Stated task: For each line in the data below that holds "seems", return a copy.

::::

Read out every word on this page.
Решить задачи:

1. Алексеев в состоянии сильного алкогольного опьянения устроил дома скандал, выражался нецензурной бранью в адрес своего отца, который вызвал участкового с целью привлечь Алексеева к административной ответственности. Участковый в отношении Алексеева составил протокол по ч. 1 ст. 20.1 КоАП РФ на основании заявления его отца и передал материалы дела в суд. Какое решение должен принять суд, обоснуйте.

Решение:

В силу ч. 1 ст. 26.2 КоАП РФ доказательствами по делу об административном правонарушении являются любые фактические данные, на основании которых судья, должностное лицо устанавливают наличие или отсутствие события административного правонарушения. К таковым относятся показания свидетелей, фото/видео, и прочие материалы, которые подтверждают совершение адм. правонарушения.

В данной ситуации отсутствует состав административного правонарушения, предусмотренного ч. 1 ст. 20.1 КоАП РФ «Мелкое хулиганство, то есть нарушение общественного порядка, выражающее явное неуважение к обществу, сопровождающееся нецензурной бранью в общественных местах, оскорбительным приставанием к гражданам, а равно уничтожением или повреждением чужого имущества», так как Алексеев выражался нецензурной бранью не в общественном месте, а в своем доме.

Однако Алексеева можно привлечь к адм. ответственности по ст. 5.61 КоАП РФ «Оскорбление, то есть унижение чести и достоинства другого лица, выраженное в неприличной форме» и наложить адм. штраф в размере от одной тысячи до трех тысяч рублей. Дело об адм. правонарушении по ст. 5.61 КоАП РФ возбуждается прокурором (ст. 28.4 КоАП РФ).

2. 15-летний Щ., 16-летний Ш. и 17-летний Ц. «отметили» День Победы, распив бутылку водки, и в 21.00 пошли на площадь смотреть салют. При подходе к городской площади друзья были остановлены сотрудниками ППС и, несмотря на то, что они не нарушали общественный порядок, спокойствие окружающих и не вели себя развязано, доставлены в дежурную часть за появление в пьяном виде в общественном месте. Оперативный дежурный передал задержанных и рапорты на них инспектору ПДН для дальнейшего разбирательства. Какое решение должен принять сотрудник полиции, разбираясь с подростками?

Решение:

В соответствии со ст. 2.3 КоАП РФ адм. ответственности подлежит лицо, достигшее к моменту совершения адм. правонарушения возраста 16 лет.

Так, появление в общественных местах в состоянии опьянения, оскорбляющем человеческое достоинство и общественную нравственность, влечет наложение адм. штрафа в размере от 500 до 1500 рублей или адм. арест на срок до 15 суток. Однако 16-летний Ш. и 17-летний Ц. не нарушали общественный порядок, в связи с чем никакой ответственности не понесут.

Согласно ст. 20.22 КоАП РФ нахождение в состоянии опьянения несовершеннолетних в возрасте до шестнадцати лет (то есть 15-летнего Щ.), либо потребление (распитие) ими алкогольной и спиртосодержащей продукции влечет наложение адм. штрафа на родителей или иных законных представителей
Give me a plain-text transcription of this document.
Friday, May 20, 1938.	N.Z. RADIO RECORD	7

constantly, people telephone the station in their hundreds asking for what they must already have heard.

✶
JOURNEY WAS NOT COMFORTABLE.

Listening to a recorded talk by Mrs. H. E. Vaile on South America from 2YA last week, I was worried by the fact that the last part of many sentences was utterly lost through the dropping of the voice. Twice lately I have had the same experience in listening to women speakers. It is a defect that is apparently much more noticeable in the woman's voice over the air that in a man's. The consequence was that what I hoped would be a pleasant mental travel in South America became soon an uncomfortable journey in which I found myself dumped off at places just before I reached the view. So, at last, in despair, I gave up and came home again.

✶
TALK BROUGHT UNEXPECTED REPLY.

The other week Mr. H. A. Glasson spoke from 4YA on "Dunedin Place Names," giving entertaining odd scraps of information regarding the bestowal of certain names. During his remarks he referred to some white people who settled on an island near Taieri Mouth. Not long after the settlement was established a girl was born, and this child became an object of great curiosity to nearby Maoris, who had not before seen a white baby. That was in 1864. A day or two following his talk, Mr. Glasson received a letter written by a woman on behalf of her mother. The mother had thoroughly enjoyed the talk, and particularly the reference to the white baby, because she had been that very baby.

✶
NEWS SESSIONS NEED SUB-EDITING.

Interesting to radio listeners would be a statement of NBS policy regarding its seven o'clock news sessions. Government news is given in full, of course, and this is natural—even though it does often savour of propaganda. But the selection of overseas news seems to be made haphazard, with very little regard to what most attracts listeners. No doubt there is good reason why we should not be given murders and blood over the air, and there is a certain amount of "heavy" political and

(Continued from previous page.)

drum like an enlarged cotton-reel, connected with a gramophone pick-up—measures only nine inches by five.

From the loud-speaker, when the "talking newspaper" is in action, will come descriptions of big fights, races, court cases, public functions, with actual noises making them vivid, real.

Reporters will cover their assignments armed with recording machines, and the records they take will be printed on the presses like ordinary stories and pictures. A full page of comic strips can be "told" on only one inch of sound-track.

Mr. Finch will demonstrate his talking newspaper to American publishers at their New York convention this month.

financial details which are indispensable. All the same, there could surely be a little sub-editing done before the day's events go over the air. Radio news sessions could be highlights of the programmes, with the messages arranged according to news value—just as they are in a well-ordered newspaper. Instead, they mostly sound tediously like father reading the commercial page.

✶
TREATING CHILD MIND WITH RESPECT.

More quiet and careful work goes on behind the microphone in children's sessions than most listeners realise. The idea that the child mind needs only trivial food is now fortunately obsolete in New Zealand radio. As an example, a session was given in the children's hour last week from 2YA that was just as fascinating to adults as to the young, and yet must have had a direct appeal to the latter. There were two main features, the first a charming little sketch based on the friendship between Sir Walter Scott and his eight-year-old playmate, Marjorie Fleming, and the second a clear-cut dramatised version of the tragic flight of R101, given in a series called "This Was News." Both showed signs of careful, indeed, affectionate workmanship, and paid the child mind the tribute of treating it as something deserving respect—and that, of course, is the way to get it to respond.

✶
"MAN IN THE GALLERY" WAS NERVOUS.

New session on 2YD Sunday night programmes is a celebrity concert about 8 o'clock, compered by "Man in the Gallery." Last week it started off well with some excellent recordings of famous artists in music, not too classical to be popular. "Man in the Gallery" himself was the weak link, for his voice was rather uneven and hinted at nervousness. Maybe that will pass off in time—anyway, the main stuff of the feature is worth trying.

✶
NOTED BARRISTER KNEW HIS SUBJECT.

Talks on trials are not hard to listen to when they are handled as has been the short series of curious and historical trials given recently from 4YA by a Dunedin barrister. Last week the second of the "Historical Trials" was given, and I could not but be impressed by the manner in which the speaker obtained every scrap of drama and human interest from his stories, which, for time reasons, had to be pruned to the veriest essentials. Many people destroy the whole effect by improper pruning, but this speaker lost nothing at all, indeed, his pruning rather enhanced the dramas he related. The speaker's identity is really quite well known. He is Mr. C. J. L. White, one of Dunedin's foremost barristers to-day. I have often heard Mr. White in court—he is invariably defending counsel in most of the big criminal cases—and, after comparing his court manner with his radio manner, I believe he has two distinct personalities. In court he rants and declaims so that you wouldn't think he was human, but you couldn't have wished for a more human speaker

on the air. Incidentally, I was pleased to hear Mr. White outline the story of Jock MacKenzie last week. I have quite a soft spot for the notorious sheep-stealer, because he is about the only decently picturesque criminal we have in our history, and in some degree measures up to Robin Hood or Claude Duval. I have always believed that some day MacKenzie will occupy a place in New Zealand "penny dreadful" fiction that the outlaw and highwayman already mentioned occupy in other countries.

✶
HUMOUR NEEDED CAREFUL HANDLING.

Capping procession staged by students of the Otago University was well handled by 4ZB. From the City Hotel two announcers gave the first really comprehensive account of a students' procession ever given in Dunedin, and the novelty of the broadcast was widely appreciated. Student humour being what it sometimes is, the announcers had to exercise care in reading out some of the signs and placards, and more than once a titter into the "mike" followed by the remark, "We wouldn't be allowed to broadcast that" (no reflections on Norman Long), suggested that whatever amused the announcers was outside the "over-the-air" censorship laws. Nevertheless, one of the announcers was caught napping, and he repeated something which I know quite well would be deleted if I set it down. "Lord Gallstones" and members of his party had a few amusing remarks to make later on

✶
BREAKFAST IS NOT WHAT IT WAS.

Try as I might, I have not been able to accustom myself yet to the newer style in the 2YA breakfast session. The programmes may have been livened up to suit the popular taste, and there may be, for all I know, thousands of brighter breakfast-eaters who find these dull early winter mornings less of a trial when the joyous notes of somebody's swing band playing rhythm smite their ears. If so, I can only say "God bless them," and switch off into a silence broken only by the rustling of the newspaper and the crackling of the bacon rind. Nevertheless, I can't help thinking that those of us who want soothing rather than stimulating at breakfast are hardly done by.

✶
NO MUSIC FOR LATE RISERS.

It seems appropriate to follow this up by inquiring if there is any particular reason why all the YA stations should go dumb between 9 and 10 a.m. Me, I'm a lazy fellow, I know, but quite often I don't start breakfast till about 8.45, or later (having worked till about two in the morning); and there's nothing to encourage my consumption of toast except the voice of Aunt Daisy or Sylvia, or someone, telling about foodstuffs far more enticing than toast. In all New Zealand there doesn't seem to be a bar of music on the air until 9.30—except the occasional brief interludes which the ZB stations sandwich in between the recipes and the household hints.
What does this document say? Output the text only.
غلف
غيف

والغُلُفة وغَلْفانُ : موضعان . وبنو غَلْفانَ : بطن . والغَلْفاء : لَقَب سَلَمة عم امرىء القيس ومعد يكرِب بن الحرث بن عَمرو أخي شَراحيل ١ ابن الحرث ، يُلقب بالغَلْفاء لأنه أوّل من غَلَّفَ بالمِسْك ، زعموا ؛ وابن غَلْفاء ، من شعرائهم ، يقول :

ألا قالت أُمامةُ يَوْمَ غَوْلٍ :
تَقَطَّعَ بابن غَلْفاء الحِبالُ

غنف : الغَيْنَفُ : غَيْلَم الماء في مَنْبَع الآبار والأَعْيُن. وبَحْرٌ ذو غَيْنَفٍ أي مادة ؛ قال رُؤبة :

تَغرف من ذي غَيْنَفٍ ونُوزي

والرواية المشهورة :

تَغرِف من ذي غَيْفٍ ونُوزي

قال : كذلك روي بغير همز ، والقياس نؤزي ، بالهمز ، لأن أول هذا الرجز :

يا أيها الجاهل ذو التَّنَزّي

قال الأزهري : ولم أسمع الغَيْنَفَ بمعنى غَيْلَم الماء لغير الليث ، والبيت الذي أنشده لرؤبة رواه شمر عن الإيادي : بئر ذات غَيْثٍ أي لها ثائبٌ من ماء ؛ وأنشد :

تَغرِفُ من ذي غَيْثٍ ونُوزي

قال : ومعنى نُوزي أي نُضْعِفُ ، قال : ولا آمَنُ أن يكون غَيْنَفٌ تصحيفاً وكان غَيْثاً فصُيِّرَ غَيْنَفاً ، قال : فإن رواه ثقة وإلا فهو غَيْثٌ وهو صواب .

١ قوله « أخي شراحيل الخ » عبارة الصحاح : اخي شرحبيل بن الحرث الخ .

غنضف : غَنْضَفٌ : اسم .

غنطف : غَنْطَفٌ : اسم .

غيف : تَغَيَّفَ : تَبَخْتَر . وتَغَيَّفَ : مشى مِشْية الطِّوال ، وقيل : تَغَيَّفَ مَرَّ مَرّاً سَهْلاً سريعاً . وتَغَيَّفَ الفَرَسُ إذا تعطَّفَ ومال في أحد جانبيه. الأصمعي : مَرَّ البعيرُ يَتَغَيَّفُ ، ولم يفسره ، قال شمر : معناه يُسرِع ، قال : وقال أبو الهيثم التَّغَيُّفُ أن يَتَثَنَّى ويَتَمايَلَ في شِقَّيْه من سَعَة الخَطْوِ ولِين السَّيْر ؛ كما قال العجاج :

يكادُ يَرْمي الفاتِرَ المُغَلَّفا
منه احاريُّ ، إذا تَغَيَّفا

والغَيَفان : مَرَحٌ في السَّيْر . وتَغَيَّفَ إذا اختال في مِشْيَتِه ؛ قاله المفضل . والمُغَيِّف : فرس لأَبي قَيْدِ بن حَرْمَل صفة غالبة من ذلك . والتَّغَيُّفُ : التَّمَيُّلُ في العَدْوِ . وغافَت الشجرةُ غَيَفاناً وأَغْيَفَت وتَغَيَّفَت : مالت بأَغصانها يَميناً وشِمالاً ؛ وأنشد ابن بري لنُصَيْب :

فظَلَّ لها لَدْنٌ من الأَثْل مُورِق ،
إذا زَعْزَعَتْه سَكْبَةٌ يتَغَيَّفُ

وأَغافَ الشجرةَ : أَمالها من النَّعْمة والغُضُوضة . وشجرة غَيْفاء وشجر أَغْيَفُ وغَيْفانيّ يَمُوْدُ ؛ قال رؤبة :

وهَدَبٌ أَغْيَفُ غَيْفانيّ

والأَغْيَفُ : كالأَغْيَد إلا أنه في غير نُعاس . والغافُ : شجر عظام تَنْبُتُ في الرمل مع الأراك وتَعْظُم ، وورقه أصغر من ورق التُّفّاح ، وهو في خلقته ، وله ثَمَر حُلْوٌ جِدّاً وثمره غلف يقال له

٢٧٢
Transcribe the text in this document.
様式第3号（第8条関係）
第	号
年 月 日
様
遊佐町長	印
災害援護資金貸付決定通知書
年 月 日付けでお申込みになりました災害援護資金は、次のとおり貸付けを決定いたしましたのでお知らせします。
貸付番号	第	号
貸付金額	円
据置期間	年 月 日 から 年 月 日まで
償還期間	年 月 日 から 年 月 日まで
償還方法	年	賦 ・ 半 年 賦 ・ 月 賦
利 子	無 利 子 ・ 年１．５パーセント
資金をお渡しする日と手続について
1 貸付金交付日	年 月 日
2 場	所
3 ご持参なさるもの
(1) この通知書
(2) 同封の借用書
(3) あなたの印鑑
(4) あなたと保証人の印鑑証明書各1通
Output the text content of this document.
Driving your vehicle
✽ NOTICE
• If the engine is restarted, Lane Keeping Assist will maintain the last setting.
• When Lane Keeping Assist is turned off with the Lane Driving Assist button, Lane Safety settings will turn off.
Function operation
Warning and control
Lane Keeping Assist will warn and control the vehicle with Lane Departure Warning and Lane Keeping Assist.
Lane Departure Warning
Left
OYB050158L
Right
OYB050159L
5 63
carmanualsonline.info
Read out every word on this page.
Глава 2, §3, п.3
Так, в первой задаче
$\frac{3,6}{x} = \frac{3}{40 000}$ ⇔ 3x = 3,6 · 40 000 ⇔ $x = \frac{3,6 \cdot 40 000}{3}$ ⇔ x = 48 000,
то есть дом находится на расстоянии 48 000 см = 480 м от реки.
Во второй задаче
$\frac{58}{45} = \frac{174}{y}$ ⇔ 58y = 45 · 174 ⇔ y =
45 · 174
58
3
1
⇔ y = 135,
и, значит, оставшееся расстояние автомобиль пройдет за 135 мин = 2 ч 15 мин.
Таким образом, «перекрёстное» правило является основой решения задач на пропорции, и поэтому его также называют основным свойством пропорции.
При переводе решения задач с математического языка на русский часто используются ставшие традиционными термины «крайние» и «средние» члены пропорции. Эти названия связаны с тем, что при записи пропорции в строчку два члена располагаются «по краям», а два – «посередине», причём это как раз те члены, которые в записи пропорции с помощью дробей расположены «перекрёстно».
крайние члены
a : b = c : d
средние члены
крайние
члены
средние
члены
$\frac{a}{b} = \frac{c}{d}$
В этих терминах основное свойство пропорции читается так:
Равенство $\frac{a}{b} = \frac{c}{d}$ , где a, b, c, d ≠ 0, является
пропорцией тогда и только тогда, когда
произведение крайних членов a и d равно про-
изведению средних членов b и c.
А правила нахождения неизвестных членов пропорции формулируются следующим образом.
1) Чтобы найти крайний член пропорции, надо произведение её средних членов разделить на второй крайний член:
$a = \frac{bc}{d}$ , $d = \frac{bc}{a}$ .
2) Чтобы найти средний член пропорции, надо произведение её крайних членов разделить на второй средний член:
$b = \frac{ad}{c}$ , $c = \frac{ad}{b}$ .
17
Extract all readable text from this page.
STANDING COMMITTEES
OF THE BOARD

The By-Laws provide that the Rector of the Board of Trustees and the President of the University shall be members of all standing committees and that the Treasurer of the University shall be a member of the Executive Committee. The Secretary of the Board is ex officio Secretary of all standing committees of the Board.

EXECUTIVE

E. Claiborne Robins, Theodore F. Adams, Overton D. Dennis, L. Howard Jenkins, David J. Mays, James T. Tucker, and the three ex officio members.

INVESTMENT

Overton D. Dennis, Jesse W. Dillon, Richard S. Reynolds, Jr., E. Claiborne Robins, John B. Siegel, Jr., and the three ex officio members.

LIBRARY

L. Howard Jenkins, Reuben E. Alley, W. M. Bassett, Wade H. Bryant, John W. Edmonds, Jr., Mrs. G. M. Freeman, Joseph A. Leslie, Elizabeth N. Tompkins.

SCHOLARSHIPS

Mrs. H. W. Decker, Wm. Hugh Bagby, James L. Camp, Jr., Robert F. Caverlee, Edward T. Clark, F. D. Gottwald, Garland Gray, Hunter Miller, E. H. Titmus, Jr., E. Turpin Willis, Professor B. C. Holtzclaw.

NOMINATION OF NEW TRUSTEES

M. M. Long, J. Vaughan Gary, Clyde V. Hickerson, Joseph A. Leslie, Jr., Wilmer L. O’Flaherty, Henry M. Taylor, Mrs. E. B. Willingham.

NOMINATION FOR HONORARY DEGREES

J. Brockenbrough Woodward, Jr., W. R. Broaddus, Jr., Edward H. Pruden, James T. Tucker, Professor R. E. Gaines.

::::

Exercise answer:
Interesting to radio listeners would be a statement of NBS policy regarding its seven o'clock news sessions. Government news is given in full, of course, and this is natural—even though it does often savour of propaganda. But the selection of overseas news seems to be made haphazard, with very little regard to what most attracts listeners. No doubt there is good reason why we should not be given murders and blood over the air, and there is a certain amount of "heavy" political and
It seems appropriate to follow this up by inquiring if there is any particular reason why all the YA stations should go dumb between 9 and 10 a.m. Me, I'm a lazy fellow, I know, but quite often I don't start breakfast till about 8.45, or later (having worked till about two in the morning); and there's nothing to encourage my consumption of toast except the voice of Aunt Daisy or Sylvia, or someone, telling about foodstuffs far more enticing than toast. In all New Zealand there doesn't seem to be a bar of music on the air until 9.30—except the occasional brief interludes which the ZB stations sandwich in between the recipes and the household hints.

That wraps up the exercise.